What you should do> Which lines of the records contain "uHDM"? Collect every one of them.

Extracts from a graphics dataset:
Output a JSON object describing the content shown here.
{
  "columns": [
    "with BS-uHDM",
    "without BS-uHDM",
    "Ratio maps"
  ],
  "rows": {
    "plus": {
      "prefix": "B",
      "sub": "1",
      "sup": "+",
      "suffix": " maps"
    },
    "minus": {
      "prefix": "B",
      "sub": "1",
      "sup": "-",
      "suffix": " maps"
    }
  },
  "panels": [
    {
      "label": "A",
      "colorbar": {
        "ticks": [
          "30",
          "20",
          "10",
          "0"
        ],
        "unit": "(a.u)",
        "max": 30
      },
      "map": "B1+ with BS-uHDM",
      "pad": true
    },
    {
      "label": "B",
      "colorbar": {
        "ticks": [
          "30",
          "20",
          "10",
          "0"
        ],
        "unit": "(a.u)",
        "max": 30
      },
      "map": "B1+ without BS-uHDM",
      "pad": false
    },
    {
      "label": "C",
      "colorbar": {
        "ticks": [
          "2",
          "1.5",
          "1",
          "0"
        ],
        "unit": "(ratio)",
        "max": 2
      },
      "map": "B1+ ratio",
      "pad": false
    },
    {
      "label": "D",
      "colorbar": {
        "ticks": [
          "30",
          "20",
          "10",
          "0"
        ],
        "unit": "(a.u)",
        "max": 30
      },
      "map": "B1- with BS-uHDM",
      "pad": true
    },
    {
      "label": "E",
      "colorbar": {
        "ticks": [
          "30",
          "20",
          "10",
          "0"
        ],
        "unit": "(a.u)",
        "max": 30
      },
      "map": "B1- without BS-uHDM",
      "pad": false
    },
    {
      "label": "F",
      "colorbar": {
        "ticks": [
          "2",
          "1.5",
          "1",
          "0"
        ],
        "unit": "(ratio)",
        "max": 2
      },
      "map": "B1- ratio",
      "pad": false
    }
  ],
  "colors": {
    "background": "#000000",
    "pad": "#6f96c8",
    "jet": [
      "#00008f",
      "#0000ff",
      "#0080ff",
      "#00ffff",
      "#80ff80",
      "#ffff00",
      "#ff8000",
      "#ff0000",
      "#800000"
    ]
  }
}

---

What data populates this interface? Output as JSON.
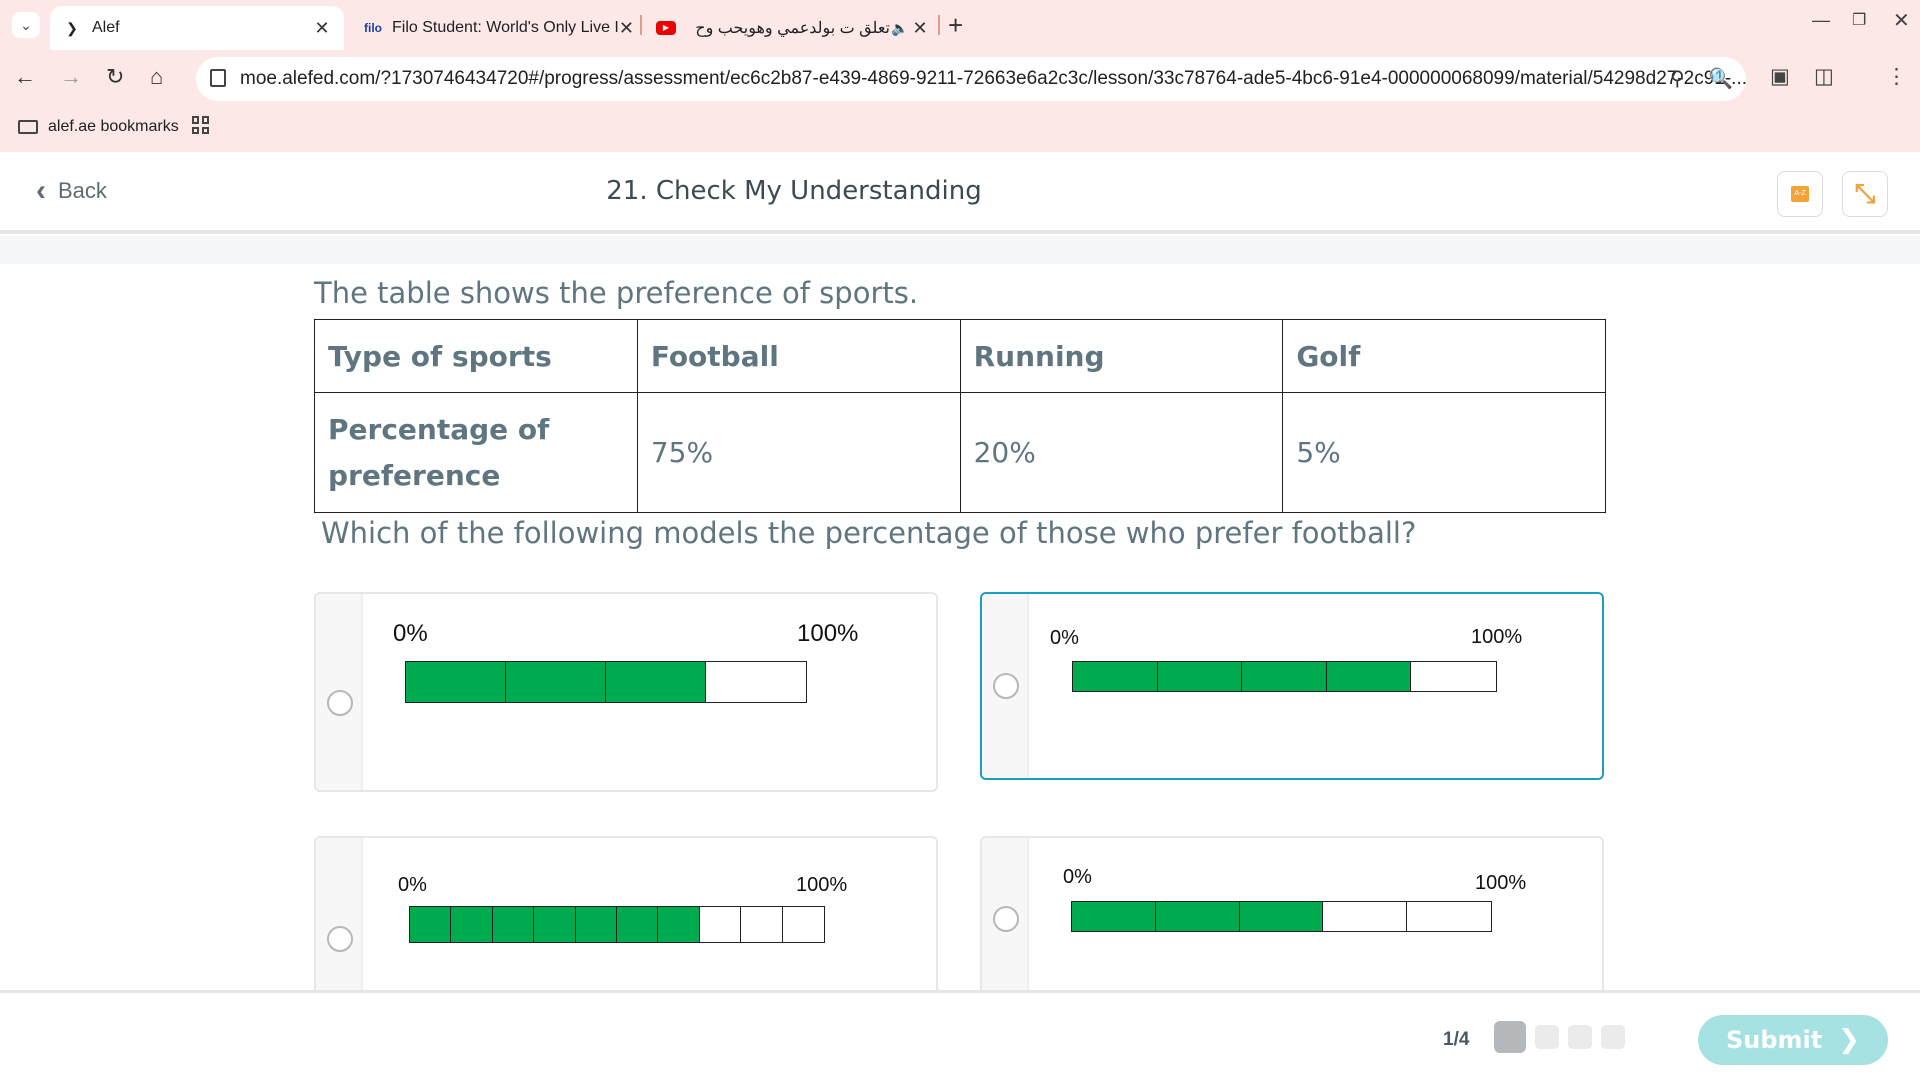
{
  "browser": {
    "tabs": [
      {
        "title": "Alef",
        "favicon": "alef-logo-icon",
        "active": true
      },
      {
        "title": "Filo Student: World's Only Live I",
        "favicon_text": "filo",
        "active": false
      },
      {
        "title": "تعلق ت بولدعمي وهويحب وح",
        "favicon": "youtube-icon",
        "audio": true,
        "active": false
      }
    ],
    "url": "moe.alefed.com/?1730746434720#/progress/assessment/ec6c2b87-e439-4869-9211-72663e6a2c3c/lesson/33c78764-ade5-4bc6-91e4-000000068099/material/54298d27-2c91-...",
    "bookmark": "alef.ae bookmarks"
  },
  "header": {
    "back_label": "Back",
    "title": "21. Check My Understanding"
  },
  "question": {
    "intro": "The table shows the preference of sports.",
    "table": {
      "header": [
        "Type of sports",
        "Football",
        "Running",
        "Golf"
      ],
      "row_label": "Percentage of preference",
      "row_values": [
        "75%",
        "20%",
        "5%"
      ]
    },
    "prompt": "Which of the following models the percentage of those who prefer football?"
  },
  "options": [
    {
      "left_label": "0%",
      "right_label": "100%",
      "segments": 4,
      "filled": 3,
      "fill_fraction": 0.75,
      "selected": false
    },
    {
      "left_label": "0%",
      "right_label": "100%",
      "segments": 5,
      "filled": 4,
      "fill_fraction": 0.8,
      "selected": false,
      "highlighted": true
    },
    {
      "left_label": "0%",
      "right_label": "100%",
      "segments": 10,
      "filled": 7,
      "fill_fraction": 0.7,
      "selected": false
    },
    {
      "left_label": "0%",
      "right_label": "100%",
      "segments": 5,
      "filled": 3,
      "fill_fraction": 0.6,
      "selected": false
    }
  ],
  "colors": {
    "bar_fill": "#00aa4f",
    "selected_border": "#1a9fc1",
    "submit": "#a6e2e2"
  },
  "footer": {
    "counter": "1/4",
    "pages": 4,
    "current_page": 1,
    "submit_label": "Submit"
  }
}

Correct response>
    "with BS-uHDM",
    "without BS-uHDM",
      "map": "B1+ with BS-uHDM",
      "map": "B1+ without BS-uHDM",
      "map": "B1- with BS-uHDM",
      "map": "B1- without BS-uHDM",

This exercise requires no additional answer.